- **Problem**
Set the following entries down again exactly, line by line.
# Listing start
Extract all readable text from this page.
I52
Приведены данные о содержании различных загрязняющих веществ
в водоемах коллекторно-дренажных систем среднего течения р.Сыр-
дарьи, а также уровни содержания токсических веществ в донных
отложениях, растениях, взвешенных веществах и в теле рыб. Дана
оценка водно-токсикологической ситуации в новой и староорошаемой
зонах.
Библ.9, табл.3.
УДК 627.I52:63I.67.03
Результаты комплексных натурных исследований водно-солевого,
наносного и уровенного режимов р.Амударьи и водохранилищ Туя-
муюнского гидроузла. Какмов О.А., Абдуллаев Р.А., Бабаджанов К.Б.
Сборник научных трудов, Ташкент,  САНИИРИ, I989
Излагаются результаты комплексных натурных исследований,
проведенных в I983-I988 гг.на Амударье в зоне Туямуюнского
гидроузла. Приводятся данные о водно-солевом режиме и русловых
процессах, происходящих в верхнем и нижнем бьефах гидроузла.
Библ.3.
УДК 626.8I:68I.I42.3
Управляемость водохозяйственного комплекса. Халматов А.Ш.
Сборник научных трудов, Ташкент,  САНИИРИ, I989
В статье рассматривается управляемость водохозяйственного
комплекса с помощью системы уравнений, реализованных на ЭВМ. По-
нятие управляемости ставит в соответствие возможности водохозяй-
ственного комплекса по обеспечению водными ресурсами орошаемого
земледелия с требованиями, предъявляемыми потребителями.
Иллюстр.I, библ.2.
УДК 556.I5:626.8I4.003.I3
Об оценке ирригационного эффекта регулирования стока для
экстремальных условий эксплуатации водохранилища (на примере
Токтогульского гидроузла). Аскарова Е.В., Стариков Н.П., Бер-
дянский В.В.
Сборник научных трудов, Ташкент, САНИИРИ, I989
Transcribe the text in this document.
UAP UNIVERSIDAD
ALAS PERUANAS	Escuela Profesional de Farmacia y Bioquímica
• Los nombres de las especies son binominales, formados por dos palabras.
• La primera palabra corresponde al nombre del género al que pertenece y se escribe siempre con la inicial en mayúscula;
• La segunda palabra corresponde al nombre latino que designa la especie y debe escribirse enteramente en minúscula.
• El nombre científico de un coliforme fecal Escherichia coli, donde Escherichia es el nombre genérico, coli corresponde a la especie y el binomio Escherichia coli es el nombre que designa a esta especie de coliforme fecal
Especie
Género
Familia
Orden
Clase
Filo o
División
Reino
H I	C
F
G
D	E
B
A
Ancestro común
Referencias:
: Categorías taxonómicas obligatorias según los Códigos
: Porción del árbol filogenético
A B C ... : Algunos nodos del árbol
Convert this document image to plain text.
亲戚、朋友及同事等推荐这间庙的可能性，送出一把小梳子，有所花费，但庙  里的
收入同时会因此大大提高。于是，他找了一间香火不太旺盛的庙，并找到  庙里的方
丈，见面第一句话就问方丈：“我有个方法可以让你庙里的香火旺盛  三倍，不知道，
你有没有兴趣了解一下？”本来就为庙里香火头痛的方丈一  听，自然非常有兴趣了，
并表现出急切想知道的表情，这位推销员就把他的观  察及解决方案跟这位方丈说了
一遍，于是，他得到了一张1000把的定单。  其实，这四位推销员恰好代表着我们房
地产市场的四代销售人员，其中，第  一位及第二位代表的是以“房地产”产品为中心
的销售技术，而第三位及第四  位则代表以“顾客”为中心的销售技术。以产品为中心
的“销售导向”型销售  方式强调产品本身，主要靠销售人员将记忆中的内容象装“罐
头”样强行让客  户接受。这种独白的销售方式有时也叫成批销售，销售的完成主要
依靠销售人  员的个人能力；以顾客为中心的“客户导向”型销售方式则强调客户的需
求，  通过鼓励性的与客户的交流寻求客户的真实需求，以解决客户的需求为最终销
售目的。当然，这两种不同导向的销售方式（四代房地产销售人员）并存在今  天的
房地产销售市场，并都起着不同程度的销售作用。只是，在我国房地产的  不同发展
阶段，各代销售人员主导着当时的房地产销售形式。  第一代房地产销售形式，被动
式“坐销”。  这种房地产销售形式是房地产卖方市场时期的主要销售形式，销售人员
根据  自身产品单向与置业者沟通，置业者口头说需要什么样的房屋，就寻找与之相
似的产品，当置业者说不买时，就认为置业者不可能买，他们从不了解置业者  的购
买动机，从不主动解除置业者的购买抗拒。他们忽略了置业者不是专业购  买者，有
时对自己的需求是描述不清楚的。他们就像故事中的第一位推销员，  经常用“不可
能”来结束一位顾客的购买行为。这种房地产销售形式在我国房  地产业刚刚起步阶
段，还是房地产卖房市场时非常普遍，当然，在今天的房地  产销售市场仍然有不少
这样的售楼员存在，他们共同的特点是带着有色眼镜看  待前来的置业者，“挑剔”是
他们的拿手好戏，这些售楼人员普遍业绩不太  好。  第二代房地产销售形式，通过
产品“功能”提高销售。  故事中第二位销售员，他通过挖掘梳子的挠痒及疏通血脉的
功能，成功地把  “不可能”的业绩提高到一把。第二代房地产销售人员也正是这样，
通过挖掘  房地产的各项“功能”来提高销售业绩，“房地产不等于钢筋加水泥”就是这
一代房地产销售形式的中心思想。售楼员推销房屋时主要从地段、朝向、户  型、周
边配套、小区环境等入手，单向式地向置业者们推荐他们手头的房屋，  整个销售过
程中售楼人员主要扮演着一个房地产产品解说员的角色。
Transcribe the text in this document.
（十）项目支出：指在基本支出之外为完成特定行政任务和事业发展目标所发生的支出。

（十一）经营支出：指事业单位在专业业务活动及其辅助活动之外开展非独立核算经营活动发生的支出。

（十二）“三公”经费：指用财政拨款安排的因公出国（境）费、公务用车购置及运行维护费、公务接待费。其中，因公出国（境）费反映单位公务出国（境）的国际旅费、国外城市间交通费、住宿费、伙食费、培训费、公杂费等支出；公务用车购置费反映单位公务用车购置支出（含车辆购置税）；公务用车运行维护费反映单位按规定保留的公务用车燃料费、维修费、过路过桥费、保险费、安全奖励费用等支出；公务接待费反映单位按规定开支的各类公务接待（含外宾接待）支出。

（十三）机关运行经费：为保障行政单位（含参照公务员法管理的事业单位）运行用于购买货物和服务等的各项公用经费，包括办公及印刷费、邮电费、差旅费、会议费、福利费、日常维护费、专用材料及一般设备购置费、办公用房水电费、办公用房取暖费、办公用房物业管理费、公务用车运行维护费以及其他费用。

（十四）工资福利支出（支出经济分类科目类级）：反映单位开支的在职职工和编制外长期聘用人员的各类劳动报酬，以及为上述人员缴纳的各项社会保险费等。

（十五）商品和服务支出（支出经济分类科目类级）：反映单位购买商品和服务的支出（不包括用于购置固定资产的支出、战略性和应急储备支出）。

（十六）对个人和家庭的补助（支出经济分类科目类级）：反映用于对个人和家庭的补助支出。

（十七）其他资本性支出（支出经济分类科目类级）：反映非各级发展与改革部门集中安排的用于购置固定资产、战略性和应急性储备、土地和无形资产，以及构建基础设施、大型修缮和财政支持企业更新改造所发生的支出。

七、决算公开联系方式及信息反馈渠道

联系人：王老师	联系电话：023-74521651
# Listing end
- **Task answer**
Extract all readable text from this page.
I52
Приведены данные о содержании различных загрязняющих веществ
в водоемах коллекторно-дренажных систем среднего течения р.Сыр-
дарьи, а также уровни содержания токсических веществ в донных
отложениях, растениях, взвешенных веществах и в теле рыб. Дана
оценка водно-токсикологической ситуации в новой и староорошаемой
зонах.
Библ.9, табл.3.
УДК 627.I52:63I.67.03
Результаты комплексных натурных исследований водно-солевого,
наносного и уровенного режимов р.Амударьи и водохранилищ Туя-
муюнского гидроузла. Какмов О.А., Абдуллаев Р.А., Бабаджанов К.Б.
Сборник научных трудов, Ташкент,  САНИИРИ, I989
Излагаются результаты комплексных натурных исследований,
проведенных в I983-I988 гг.на Амударье в зоне Туямуюнского
гидроузла. Приводятся данные о водно-солевом режиме и русловых
процессах, происходящих в верхнем и нижнем бьефах гидроузла.
Библ.3.
УДК 626.8I:68I.I42.3
Управляемость водохозяйственного комплекса. Халматов А.Ш.
Сборник научных трудов, Ташкент,  САНИИРИ, I989
В статье рассматривается управляемость водохозяйственного
комплекса с помощью системы уравнений, реализованных на ЭВМ. По-
нятие управляемости ставит в соответствие возможности водохозяй-
ственного комплекса по обеспечению водными ресурсами орошаемого
земледелия с требованиями, предъявляемыми потребителями.
Иллюстр.I, библ.2.
УДК 556.I5:626.8I4.003.I3
Об оценке ирригационного эффекта регулирования стока для
экстремальных условий эксплуатации водохранилища (на примере
Токтогульского гидроузла). Аскарова Е.В., Стариков Н.П., Бер-
дянский В.В.
Сборник научных трудов, Ташкент, САНИИРИ, I989
Transcribe the text in this document.
UAP UNIVERSIDAD
ALAS PERUANAS	Escuela Profesional de Farmacia y Bioquímica
• Los nombres de las especies son binominales, formados por dos palabras.
• La primera palabra corresponde al nombre del género al que pertenece y se escribe siempre con la inicial en mayúscula;
• La segunda palabra corresponde al nombre latino que designa la especie y debe escribirse enteramente en minúscula.
• El nombre científico de un coliforme fecal Escherichia coli, donde Escherichia es el nombre genérico, coli corresponde a la especie y el binomio Escherichia coli es el nombre que designa a esta especie de coliforme fecal
Especie
Género
Familia
Orden
Clase
Filo o
División
Reino
H I	C
F
G
D	E
B
A
Ancestro común
Referencias:
: Categorías taxonómicas obligatorias según los Códigos
: Porción del árbol filogenético
A B C ... : Algunos nodos del árbol
Convert this document image to plain text.
亲戚、朋友及同事等推荐这间庙的可能性，送出一把小梳子，有所花费，但庙  里的
收入同时会因此大大提高。于是，他找了一间香火不太旺盛的庙，并找到  庙里的方
丈，见面第一句话就问方丈：“我有个方法可以让你庙里的香火旺盛  三倍，不知道，
你有没有兴趣了解一下？”本来就为庙里香火头痛的方丈一  听，自然非常有兴趣了，
并表现出急切想知道的表情，这位推销员就把他的观  察及解决方案跟这位方丈说了
一遍，于是，他得到了一张1000把的定单。  其实，这四位推销员恰好代表着我们房
地产市场的四代销售人员，其中，第  一位及第二位代表的是以“房地产”产品为中心
的销售技术，而第三位及第四  位则代表以“顾客”为中心的销售技术。以产品为中心
的“销售导向”型销售  方式强调产品本身，主要靠销售人员将记忆中的内容象装“罐
头”样强行让客  户接受。这种独白的销售方式有时也叫成批销售，销售的完成主要
依靠销售人  员的个人能力；以顾客为中心的“客户导向”型销售方式则强调客户的需
求，  通过鼓励性的与客户的交流寻求客户的真实需求，以解决客户的需求为最终销
售目的。当然，这两种不同导向的销售方式（四代房地产销售人员）并存在今  天的
房地产销售市场，并都起着不同程度的销售作用。只是，在我国房地产的  不同发展
阶段，各代销售人员主导着当时的房地产销售形式。  第一代房地产销售形式，被动
式“坐销”。  这种房地产销售形式是房地产卖方市场时期的主要销售形式，销售人员
根据  自身产品单向与置业者沟通，置业者口头说需要什么样的房屋，就寻找与之相
似的产品，当置业者说不买时，就认为置业者不可能买，他们从不了解置业者  的购
买动机，从不主动解除置业者的购买抗拒。他们忽略了置业者不是专业购  买者，有
时对自己的需求是描述不清楚的。他们就像故事中的第一位推销员，  经常用“不可
能”来结束一位顾客的购买行为。这种房地产销售形式在我国房  地产业刚刚起步阶
段，还是房地产卖房市场时非常普遍，当然，在今天的房地  产销售市场仍然有不少
这样的售楼员存在，他们共同的特点是带着有色眼镜看  待前来的置业者，“挑剔”是
他们的拿手好戏，这些售楼人员普遍业绩不太  好。  第二代房地产销售形式，通过
产品“功能”提高销售。  故事中第二位销售员，他通过挖掘梳子的挠痒及疏通血脉的
功能，成功地把  “不可能”的业绩提高到一把。第二代房地产销售人员也正是这样，
通过挖掘  房地产的各项“功能”来提高销售业绩，“房地产不等于钢筋加水泥”就是这
一代房地产销售形式的中心思想。售楼员推销房屋时主要从地段、朝向、户  型、周
边配套、小区环境等入手，单向式地向置业者们推荐他们手头的房屋，  整个销售过
程中售楼人员主要扮演着一个房地产产品解说员的角色。
Transcribe the text in this document.
（十）项目支出：指在基本支出之外为完成特定行政任务和事业发展目标所发生的支出。

（十一）经营支出：指事业单位在专业业务活动及其辅助活动之外开展非独立核算经营活动发生的支出。

（十二）“三公”经费：指用财政拨款安排的因公出国（境）费、公务用车购置及运行维护费、公务接待费。其中，因公出国（境）费反映单位公务出国（境）的国际旅费、国外城市间交通费、住宿费、伙食费、培训费、公杂费等支出；公务用车购置费反映单位公务用车购置支出（含车辆购置税）；公务用车运行维护费反映单位按规定保留的公务用车燃料费、维修费、过路过桥费、保险费、安全奖励费用等支出；公务接待费反映单位按规定开支的各类公务接待（含外宾接待）支出。

（十三）机关运行经费：为保障行政单位（含参照公务员法管理的事业单位）运行用于购买货物和服务等的各项公用经费，包括办公及印刷费、邮电费、差旅费、会议费、福利费、日常维护费、专用材料及一般设备购置费、办公用房水电费、办公用房取暖费、办公用房物业管理费、公务用车运行维护费以及其他费用。

（十四）工资福利支出（支出经济分类科目类级）：反映单位开支的在职职工和编制外长期聘用人员的各类劳动报酬，以及为上述人员缴纳的各项社会保险费等。

（十五）商品和服务支出（支出经济分类科目类级）：反映单位购买商品和服务的支出（不包括用于购置固定资产的支出、战略性和应急储备支出）。

（十六）对个人和家庭的补助（支出经济分类科目类级）：反映用于对个人和家庭的补助支出。

（十七）其他资本性支出（支出经济分类科目类级）：反映非各级发展与改革部门集中安排的用于购置固定资产、战略性和应急性储备、土地和无形资产，以及构建基础设施、大型修缮和财政支持企业更新改造所发生的支出。

七、决算公开联系方式及信息反馈渠道

联系人：王老师	联系电话：023-74521651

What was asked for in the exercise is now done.